▶ _EXERCISE DETAILS_
Where a line in the listing contains the string "копии", copy that line out.

Data records
------------
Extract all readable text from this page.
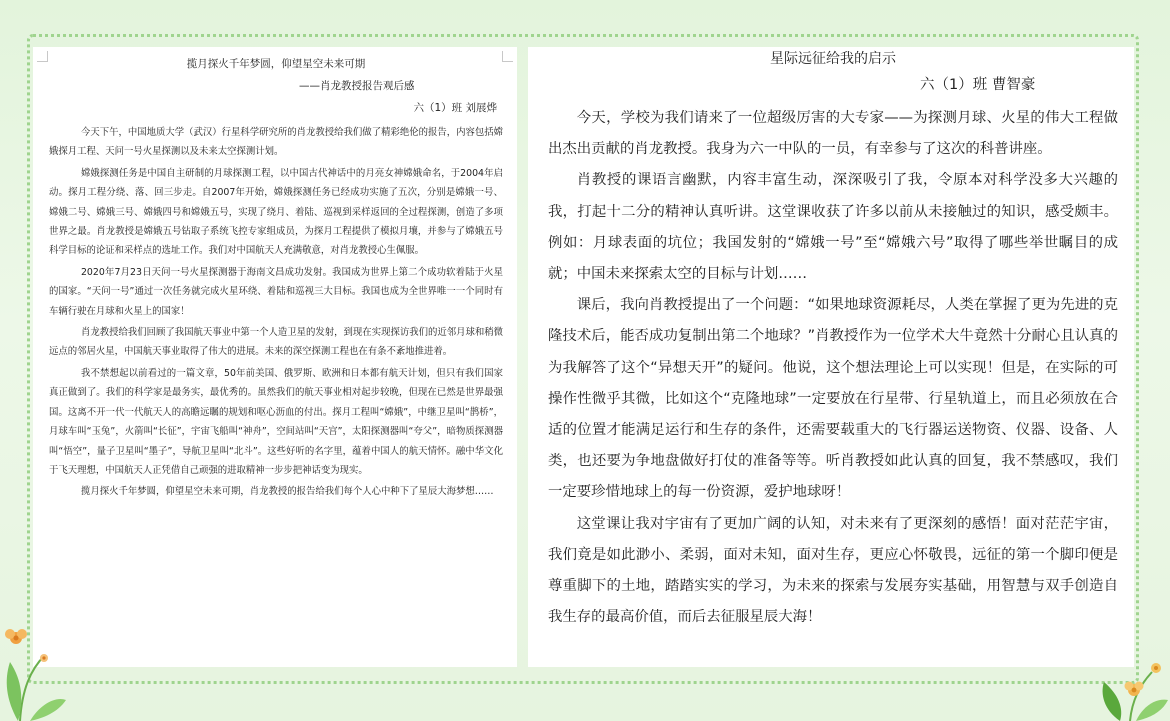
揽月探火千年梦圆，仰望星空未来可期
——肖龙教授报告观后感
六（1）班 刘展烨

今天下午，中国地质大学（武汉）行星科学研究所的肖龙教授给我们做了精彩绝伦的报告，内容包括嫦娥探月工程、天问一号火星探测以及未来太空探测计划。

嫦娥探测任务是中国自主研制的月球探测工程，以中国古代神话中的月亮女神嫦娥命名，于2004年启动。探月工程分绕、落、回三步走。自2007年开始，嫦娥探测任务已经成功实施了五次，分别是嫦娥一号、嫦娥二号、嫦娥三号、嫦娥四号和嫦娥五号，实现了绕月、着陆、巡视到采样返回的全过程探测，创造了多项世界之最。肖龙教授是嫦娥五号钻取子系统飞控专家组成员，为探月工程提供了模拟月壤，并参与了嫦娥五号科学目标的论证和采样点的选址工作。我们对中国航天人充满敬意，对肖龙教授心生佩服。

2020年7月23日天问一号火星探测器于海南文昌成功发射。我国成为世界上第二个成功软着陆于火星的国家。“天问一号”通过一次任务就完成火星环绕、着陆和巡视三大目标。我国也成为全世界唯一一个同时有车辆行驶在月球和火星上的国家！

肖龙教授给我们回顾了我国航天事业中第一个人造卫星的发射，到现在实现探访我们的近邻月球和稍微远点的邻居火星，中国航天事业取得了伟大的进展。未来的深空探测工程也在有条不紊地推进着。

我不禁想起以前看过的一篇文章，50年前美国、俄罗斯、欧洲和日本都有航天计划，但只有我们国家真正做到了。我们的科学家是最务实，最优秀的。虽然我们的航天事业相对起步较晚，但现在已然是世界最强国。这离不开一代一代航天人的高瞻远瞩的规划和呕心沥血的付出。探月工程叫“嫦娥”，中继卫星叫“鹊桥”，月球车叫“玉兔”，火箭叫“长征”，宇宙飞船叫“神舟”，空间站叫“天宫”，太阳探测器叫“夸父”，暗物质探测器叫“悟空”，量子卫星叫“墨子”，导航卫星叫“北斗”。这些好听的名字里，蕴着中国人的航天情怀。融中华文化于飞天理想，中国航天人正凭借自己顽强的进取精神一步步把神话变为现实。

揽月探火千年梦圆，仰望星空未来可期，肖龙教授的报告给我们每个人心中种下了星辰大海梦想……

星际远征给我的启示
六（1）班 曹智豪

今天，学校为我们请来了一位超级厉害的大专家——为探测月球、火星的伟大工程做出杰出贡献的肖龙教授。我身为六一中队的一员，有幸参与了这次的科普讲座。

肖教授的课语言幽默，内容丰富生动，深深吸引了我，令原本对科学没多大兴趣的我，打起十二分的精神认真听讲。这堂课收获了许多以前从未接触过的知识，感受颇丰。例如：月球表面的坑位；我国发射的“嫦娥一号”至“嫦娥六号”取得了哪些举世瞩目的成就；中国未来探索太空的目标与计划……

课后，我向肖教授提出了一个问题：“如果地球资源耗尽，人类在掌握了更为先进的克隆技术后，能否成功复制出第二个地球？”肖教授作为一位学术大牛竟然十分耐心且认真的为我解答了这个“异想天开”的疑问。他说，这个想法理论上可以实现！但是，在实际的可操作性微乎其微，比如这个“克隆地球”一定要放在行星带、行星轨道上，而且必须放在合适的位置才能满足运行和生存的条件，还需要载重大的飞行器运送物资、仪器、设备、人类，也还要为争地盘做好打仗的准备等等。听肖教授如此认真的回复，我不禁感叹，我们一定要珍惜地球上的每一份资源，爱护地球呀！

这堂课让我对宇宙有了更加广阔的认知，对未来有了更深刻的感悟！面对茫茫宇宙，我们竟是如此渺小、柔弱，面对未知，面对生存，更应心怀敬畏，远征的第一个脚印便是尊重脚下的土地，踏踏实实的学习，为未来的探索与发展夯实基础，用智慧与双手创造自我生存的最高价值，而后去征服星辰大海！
------------
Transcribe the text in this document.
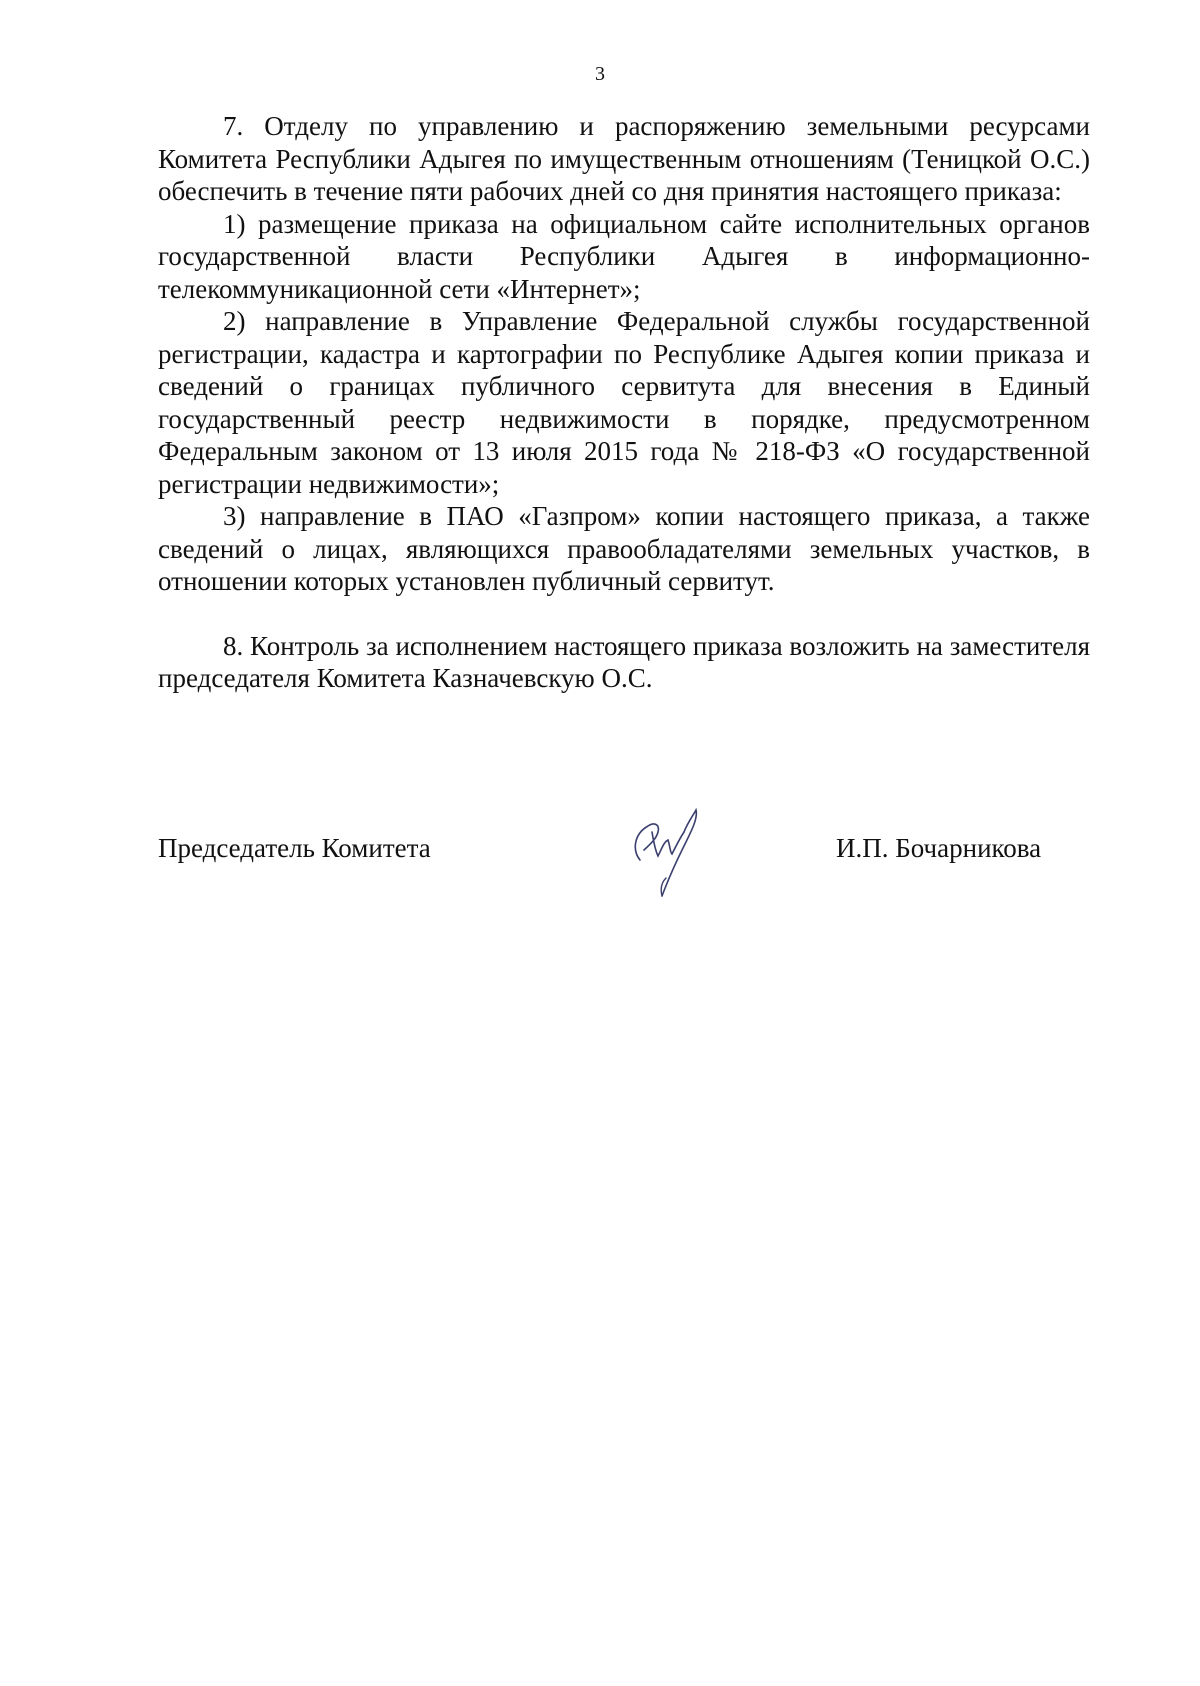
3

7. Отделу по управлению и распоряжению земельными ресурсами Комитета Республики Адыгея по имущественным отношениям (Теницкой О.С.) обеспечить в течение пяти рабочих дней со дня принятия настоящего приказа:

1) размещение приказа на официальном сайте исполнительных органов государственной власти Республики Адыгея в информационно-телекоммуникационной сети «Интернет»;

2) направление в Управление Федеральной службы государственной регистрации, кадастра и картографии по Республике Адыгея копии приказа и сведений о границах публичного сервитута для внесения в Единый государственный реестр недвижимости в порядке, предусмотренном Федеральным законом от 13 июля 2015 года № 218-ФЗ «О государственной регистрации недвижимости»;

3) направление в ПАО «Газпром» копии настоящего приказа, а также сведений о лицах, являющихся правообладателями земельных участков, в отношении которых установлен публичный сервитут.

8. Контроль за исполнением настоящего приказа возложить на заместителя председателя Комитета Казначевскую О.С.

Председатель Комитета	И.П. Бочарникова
------------
▶ _RESPONSE TO THE EXERCISE_
2) направление в Управление Федеральной службы государственной регистрации, кадастра и картографии по Республике Адыгея копии приказа и сведений о границах публичного сервитута для внесения в Единый государственный реестр недвижимости в порядке, предусмотренном Федеральным законом от 13 июля 2015 года № 218-ФЗ «О государственной регистрации недвижимости»;
3) направление в ПАО «Газпром» копии настоящего приказа, а также сведений о лицах, являющихся правообладателями земельных участков, в отношении которых установлен публичный сервитут.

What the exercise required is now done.